__REQUIREMENTS__. Turn everything from the start of the listing down to and including the line containing "x-category-label: 網走 [396,473,444,501]" into a JSON list of strings, one string per line, leaving out blank lines.
---
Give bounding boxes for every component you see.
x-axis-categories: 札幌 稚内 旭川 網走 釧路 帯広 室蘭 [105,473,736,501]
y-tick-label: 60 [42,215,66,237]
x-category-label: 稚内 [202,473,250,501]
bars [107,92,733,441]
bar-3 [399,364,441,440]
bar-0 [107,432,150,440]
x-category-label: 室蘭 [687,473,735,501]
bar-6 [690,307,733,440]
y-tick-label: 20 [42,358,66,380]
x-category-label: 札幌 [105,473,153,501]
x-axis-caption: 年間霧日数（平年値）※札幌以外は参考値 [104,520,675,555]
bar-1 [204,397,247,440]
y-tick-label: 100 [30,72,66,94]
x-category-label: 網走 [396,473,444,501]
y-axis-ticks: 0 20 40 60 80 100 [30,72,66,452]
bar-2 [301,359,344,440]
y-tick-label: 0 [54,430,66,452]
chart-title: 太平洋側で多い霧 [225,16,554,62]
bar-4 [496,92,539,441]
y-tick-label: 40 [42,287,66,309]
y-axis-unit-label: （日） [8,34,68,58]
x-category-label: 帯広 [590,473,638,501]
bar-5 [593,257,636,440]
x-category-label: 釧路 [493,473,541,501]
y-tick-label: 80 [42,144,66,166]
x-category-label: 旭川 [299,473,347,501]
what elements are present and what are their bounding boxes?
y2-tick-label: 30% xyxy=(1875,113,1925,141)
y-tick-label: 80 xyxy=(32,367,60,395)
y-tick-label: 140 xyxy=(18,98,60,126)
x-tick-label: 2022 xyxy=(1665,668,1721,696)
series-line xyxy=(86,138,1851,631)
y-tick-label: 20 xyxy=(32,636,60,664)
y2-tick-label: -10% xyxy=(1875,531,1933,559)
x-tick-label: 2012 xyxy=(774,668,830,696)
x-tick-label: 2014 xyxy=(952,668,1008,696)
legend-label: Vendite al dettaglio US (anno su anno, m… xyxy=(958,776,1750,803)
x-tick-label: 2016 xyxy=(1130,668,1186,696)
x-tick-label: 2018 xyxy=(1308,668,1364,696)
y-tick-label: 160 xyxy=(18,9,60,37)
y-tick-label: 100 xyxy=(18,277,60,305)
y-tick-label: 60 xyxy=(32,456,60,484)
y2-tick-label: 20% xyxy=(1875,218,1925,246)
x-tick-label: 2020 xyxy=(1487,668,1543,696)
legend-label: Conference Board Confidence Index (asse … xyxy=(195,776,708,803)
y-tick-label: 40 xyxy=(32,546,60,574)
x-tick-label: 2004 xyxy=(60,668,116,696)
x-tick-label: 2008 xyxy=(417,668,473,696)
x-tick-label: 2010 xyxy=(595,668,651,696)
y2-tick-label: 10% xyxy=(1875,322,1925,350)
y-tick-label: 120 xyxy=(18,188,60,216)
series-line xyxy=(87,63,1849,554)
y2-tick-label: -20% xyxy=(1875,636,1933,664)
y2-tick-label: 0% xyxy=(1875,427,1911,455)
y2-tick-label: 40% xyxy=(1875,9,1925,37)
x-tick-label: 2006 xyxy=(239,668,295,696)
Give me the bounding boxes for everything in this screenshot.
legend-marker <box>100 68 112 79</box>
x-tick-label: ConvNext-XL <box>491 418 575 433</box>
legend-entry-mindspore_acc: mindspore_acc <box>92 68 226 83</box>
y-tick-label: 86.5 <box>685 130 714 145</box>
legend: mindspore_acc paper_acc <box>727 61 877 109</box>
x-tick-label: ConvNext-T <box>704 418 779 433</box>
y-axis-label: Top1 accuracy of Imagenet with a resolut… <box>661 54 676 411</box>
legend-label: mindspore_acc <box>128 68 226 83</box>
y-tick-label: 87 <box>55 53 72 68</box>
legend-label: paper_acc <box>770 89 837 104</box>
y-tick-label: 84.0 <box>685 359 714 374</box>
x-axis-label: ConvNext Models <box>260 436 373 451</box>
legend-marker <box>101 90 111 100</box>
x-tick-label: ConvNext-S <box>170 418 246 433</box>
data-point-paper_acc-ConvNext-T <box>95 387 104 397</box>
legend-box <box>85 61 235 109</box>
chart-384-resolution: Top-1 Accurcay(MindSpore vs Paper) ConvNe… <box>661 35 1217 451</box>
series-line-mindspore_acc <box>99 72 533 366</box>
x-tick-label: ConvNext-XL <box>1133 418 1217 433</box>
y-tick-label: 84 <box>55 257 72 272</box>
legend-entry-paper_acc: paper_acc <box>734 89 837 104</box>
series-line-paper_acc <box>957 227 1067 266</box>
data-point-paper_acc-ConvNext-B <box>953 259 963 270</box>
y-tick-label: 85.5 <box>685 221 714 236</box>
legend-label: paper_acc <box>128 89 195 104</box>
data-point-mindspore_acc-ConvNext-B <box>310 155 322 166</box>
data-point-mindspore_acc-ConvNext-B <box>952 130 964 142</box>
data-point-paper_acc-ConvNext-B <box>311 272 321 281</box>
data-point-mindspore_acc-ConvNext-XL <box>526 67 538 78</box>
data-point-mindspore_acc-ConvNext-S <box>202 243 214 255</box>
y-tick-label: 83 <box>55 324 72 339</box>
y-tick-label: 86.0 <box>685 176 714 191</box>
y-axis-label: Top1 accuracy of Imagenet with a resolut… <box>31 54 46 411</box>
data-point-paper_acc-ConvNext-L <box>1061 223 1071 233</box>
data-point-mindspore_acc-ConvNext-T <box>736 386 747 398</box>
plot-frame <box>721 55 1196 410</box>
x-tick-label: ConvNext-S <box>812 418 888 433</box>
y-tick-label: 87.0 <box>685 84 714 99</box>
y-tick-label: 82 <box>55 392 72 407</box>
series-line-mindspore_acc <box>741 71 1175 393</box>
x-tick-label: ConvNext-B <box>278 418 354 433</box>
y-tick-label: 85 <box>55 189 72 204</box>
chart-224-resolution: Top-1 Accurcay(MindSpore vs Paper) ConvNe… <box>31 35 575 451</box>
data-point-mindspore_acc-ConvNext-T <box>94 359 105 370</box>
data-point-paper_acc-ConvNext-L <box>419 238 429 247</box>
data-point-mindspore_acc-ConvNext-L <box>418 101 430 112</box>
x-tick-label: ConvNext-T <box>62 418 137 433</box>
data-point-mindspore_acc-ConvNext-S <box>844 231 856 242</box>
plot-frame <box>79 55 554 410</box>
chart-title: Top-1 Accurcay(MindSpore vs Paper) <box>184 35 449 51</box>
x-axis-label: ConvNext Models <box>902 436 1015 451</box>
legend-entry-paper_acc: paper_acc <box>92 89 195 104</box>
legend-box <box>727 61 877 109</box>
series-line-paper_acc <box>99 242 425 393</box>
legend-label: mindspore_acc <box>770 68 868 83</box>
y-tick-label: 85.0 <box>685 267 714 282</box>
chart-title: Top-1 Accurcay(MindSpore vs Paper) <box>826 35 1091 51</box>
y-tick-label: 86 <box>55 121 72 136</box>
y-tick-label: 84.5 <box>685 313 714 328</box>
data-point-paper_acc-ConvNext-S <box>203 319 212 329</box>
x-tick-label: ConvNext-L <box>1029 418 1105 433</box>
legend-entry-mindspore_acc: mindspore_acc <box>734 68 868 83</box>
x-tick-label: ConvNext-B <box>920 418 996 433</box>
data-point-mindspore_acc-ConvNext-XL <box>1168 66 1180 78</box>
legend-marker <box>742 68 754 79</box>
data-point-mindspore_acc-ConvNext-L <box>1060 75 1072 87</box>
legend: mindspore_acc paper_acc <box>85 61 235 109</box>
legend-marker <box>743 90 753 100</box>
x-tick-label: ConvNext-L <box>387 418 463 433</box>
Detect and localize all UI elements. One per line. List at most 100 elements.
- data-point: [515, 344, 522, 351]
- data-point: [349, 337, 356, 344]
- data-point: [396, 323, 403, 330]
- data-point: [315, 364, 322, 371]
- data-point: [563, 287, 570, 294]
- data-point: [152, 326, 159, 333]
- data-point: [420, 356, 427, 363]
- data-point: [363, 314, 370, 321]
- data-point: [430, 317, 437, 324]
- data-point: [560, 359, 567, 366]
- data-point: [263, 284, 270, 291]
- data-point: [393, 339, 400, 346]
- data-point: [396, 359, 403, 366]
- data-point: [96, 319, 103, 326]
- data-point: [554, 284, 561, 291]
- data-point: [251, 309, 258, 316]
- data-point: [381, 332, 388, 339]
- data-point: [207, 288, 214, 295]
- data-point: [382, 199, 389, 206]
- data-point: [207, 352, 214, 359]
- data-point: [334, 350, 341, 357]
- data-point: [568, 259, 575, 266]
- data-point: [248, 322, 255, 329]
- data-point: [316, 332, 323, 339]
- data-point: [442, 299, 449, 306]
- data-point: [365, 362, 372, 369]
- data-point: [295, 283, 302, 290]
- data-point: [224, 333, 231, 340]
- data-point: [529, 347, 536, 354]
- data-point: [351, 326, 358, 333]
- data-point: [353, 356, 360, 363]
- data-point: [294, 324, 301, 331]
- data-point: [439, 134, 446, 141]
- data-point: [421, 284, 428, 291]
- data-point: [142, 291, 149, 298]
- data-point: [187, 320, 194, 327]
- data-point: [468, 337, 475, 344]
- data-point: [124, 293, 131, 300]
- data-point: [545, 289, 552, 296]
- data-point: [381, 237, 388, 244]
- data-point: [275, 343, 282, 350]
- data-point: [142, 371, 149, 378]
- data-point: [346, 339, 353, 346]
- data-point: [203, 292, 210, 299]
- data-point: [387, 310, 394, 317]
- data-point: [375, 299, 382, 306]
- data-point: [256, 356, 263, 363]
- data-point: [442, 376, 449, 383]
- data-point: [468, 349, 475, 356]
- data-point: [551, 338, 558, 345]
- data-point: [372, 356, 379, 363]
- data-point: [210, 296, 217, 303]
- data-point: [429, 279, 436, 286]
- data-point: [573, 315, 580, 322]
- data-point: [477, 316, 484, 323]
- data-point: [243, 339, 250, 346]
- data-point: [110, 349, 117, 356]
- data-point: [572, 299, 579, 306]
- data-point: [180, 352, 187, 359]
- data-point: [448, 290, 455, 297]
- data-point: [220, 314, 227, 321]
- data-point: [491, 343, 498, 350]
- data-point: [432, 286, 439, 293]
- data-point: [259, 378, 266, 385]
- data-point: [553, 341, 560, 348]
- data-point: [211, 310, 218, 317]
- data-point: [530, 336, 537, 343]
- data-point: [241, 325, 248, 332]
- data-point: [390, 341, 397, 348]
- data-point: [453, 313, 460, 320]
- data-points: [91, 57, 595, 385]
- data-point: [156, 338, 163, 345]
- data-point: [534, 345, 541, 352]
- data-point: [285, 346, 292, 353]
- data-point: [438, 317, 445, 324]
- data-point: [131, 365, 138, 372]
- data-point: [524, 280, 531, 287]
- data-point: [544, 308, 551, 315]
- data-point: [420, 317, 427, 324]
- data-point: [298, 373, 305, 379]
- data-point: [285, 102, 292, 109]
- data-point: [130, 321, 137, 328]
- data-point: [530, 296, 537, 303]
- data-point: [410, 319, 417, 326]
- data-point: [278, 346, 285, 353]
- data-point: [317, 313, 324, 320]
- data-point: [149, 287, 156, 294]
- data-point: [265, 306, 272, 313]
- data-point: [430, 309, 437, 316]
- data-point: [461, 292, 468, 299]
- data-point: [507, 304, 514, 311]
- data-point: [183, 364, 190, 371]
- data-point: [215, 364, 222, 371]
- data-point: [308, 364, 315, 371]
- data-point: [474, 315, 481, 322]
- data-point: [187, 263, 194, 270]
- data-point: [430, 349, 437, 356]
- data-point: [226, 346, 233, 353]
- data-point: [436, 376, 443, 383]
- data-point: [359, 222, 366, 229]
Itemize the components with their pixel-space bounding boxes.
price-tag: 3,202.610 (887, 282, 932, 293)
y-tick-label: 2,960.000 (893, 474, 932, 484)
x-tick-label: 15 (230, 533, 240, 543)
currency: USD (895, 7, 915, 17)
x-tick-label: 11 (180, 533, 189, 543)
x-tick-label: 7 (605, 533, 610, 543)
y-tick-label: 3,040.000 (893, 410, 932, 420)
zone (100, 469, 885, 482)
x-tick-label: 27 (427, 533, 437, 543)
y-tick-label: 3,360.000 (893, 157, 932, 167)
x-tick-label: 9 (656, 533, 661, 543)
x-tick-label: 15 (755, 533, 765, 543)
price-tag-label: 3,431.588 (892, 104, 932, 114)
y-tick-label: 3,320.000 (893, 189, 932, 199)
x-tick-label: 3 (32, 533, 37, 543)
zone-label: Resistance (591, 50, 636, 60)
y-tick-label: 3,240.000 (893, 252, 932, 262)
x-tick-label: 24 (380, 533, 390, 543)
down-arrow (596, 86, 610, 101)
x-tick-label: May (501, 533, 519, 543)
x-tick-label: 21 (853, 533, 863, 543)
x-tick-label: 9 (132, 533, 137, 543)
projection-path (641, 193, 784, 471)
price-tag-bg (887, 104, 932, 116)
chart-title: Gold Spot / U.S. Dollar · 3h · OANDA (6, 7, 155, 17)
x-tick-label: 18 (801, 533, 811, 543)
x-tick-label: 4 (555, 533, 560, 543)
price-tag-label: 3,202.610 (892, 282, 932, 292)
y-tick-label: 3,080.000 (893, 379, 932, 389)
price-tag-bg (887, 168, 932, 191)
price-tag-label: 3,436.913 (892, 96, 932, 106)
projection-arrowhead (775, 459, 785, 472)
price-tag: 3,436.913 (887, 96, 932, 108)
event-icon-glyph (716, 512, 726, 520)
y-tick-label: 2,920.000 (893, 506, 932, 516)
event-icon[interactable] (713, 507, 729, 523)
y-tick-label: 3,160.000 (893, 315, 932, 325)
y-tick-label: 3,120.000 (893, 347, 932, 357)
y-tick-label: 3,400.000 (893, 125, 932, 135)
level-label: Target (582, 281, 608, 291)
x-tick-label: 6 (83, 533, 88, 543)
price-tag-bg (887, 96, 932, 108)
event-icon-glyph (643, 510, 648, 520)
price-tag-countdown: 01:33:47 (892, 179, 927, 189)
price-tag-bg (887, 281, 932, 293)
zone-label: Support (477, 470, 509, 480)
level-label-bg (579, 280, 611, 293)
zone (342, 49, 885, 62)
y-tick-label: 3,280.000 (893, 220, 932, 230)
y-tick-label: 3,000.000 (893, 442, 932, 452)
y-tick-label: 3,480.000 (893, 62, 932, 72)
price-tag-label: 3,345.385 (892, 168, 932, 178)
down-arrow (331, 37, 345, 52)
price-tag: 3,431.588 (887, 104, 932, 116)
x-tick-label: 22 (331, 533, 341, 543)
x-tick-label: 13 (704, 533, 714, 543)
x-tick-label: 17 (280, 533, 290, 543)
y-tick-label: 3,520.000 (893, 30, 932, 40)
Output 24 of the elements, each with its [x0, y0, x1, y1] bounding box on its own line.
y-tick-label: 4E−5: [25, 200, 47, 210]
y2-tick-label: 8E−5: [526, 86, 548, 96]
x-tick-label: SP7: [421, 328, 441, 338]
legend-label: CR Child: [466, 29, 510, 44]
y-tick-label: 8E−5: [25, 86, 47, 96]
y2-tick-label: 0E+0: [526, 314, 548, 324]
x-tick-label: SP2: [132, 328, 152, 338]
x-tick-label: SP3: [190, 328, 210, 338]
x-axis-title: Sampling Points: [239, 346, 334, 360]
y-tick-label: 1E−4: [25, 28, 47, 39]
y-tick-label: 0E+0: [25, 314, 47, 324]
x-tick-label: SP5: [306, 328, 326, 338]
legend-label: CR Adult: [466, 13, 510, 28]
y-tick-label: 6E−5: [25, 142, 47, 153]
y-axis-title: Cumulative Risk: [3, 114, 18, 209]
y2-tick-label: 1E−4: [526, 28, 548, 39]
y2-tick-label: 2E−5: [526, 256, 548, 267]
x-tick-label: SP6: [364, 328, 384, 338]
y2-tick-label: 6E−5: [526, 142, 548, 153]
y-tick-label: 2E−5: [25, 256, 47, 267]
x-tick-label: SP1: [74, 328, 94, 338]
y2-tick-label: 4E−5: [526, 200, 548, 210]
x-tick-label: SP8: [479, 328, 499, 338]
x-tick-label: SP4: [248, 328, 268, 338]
---
__ANSWER FOR THIS EXERCISE__.
[
  "Give bounding boxes for every component you see.",
  "x-axis-categories: 札幌 稚内 旭川 網走 釧路 帯広 室蘭 [105,473,736,501]",
  "y-tick-label: 60 [42,215,66,237]",
  "x-category-label: 稚内 [202,473,250,501]",
  "bars [107,92,733,441]",
  "bar-3 [399,364,441,440]",
  "bar-0 [107,432,150,440]",
  "x-category-label: 室蘭 [687,473,735,501]",
  "bar-6 [690,307,733,440]",
  "y-tick-label: 20 [42,358,66,380]",
  "x-category-label: 札幌 [105,473,153,501]",
  "x-axis-caption: 年間霧日数（平年値）※札幌以外は参考値 [104,520,675,555]",
  "bar-1 [204,397,247,440]",
  "y-tick-label: 100 [30,72,66,94]",
  "x-category-label: 網走 [396,473,444,501]"
]